Exercise directions » Copy all of the material exactly. Pictures are not to appear in the copy.

─── Material for the task ───

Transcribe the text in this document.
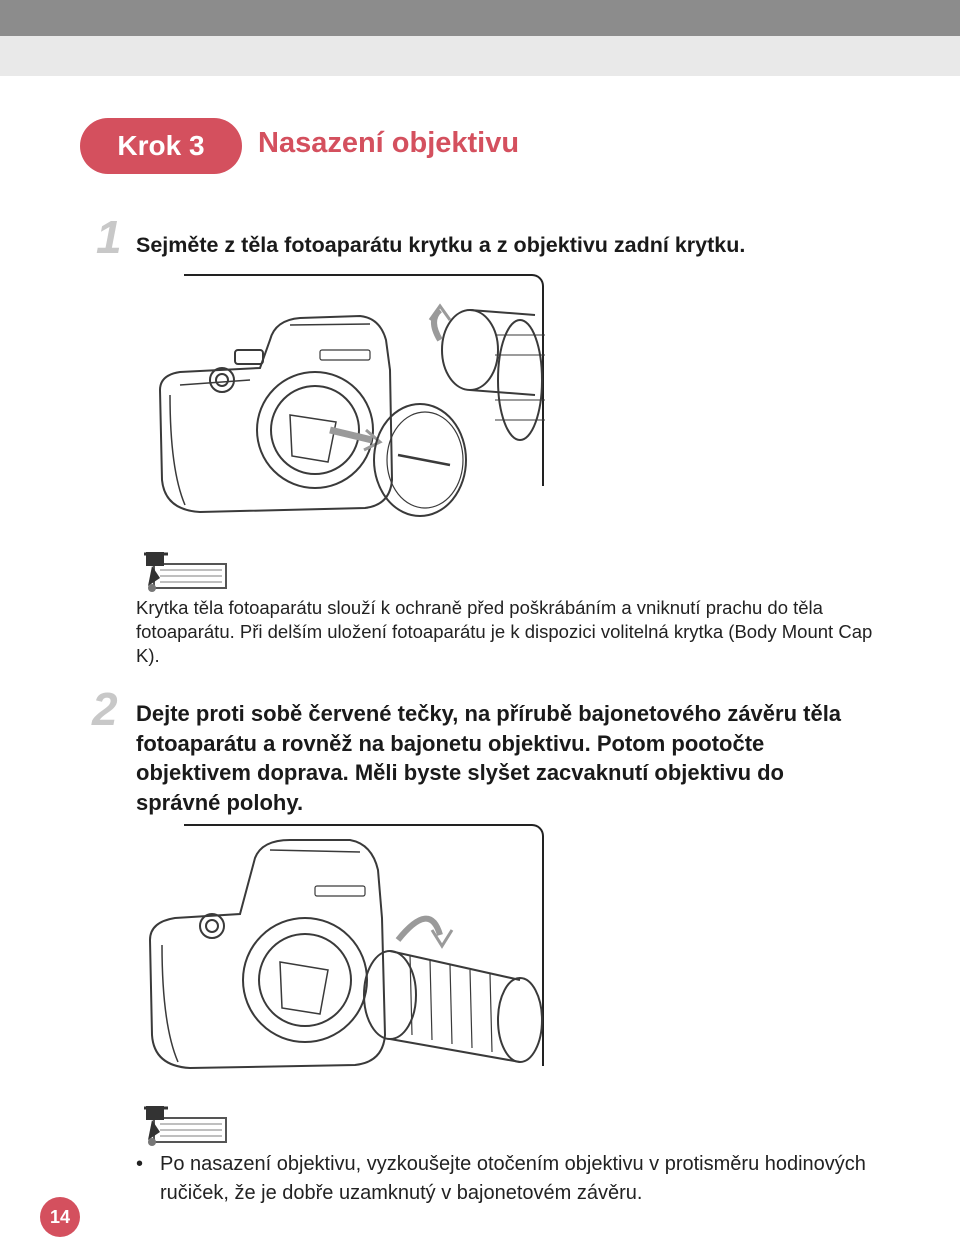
Krok 3	Nasazení objektivu
1 Sejměte z těla fotoaparátu krytku a z objektivu zadní krytku.
Krytka těla fotoaparátu slouží k ochraně před poškrábáním a vniknutí prachu do těla fotoaparátu. Při delším uložení fotoaparátu je k dispozici volitelná krytka (Body Mount Cap K).
2 Dejte proti sobě červené tečky, na přírubě bajonetového závěru těla fotoaparátu a rovněž na bajonetu objektivu. Potom pootočte objektivem doprava. Měli byste slyšet zacvaknutí objektivu do správné polohy.
• Po nasazení objektivu, vyzkoušejte otočením objektivu v protisměru hodinových ručiček, že je dobře uzamknutý v bajonetovém závěru.
14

───

Output below »
Transcribe the text in this document.
Krok 3	Nasazení objektivu
1 Sejměte z těla fotoaparátu krytku a z objektivu zadní krytku.
Krytka těla fotoaparátu slouží k ochraně před poškrábáním a vniknutí prachu do těla fotoaparátu. Při delším uložení fotoaparátu je k dispozici volitelná krytka (Body Mount Cap K).
2 Dejte proti sobě červené tečky, na přírubě bajonetového závěru těla fotoaparátu a rovněž na bajonetu objektivu. Potom pootočte objektivem doprava. Měli byste slyšet zacvaknutí objektivu do správné polohy.
• Po nasazení objektivu, vyzkoušejte otočením objektivu v protisměru hodinových ručiček, že je dobře uzamknutý v bajonetovém závěru.
14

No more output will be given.